▶ [Task material]
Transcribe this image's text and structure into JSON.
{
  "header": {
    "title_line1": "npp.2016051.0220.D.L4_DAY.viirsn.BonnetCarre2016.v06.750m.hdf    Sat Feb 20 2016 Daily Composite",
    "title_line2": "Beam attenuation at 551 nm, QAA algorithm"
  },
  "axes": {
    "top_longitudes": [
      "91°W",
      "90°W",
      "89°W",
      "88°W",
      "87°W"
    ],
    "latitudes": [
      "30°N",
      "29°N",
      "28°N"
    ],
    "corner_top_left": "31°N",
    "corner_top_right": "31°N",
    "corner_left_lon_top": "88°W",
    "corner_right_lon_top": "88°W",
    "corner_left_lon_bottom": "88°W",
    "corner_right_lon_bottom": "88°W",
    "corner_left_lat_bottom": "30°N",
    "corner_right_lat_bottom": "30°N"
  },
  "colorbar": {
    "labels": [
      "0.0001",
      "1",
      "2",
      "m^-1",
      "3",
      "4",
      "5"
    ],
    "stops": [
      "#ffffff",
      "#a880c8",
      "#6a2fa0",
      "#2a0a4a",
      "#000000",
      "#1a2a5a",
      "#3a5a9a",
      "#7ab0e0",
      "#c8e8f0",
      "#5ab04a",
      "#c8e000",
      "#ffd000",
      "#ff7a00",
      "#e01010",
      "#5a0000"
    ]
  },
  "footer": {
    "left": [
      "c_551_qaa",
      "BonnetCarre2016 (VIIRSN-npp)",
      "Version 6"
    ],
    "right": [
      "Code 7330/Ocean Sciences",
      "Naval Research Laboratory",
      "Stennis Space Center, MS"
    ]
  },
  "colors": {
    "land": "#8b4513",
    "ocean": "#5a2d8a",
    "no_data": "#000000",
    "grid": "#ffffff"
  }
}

▶ [Given task] Please output the entries above, every line exactly as it reads.

▶ [Exercise response]
Transcribe this image's text and structure into JSON.
{
  "header": {
    "title_line1": "npp.2016051.0220.D.L4_DAY.viirsn.BonnetCarre2016.v06.750m.hdf    Sat Feb 20 2016 Daily Composite",
    "title_line2": "Beam attenuation at 551 nm, QAA algorithm"
  },
  "axes": {
    "top_longitudes": [
      "91°W",
      "90°W",
      "89°W",
      "88°W",
      "87°W"
    ],
    "latitudes": [
      "30°N",
      "29°N",
      "28°N"
    ],
    "corner_top_left": "31°N",
    "corner_top_right": "31°N",
    "corner_left_lon_top": "88°W",
    "corner_right_lon_top": "88°W",
    "corner_left_lon_bottom": "88°W",
    "corner_right_lon_bottom": "88°W",
    "corner_left_lat_bottom": "30°N",
    "corner_right_lat_bottom": "30°N"
  },
  "colorbar": {
    "labels": [
      "0.0001",
      "1",
      "2",
      "m^-1",
      "3",
      "4",
      "5"
    ],
    "stops": [
      "#ffffff",
      "#a880c8",
      "#6a2fa0",
      "#2a0a4a",
      "#000000",
      "#1a2a5a",
      "#3a5a9a",
      "#7ab0e0",
      "#c8e8f0",
      "#5ab04a",
      "#c8e000",
      "#ffd000",
      "#ff7a00",
      "#e01010",
      "#5a0000"
    ]
  },
  "footer": {
    "left": [
      "c_551_qaa",
      "BonnetCarre2016 (VIIRSN-npp)",
      "Version 6"
    ],
    "right": [
      "Code 7330/Ocean Sciences",
      "Naval Research Laboratory",
      "Stennis Space Center, MS"
    ]
  },
  "colors": {
    "land": "#8b4513",
    "ocean": "#5a2d8a",
    "no_data": "#000000",
    "grid": "#ffffff"
  }
}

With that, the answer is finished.